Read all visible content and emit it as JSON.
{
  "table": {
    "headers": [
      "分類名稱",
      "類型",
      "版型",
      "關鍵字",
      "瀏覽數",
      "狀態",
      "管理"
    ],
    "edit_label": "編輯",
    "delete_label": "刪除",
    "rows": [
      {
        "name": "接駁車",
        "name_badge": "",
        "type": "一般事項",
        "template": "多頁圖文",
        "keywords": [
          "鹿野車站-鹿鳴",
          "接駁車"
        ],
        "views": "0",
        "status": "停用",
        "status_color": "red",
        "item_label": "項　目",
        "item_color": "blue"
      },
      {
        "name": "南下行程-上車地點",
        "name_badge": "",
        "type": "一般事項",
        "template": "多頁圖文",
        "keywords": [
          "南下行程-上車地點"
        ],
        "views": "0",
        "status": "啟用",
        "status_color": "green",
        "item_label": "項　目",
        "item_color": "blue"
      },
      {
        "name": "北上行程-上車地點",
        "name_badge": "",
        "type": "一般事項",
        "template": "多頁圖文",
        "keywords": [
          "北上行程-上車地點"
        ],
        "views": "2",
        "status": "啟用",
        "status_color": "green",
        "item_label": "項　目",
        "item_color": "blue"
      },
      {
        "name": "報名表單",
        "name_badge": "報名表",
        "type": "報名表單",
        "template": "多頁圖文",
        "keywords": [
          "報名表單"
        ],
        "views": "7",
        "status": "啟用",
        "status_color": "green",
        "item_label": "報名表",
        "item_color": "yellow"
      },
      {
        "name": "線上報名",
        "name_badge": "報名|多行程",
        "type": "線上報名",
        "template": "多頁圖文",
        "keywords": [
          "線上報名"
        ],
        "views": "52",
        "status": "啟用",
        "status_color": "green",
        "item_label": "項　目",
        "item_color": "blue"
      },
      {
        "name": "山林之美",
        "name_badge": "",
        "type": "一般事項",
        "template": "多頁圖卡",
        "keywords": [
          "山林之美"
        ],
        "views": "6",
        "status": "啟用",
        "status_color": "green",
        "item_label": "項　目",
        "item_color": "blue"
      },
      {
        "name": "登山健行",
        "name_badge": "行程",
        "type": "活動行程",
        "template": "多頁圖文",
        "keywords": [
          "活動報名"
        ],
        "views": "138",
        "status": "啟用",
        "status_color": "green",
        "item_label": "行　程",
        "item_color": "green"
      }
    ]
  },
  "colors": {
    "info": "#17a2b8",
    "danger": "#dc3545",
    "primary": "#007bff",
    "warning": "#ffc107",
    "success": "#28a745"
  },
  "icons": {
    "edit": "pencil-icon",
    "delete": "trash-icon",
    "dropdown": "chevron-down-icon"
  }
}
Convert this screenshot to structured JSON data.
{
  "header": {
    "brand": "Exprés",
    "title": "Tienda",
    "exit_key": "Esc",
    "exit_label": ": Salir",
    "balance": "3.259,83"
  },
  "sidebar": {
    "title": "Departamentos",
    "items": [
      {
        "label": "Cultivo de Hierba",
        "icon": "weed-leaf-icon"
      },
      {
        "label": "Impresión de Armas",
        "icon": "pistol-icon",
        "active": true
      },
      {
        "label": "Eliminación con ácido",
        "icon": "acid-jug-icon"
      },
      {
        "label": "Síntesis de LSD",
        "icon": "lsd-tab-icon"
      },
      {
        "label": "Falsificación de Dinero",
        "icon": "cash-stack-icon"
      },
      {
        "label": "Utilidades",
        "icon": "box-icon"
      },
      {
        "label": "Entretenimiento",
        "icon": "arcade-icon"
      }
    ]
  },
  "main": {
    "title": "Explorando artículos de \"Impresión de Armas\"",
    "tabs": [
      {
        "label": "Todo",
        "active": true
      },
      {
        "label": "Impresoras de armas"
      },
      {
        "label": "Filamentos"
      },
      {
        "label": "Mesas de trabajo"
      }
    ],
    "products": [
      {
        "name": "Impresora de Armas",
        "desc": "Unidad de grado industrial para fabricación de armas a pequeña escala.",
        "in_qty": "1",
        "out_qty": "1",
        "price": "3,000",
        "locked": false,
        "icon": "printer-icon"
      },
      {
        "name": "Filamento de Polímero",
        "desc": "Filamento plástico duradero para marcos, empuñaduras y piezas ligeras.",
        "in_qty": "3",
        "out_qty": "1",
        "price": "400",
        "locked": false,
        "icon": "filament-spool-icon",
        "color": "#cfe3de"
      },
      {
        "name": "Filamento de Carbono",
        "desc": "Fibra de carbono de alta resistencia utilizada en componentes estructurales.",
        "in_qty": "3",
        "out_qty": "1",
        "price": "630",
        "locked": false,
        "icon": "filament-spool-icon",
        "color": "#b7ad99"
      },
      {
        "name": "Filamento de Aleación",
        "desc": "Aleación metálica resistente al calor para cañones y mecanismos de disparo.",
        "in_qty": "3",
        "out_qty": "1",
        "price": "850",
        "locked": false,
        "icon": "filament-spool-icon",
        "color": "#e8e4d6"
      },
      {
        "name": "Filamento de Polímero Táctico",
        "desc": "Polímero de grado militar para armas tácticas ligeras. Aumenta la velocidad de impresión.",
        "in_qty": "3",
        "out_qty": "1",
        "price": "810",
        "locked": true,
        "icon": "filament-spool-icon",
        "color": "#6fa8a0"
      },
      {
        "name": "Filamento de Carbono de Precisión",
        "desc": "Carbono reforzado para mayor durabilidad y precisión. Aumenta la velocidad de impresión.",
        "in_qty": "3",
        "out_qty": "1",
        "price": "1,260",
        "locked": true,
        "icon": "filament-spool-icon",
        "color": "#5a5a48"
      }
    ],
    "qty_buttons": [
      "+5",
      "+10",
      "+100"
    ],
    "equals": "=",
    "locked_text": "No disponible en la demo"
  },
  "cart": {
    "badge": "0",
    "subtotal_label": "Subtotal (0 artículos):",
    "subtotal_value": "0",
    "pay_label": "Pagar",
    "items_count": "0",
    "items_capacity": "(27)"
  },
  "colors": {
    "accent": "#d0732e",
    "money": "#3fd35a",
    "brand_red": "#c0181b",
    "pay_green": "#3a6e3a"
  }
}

-=-=-=-=-

→ **Aim**
In the records above, how many lines include "title"? Give that number and nothing more.

→ **Expected output**
3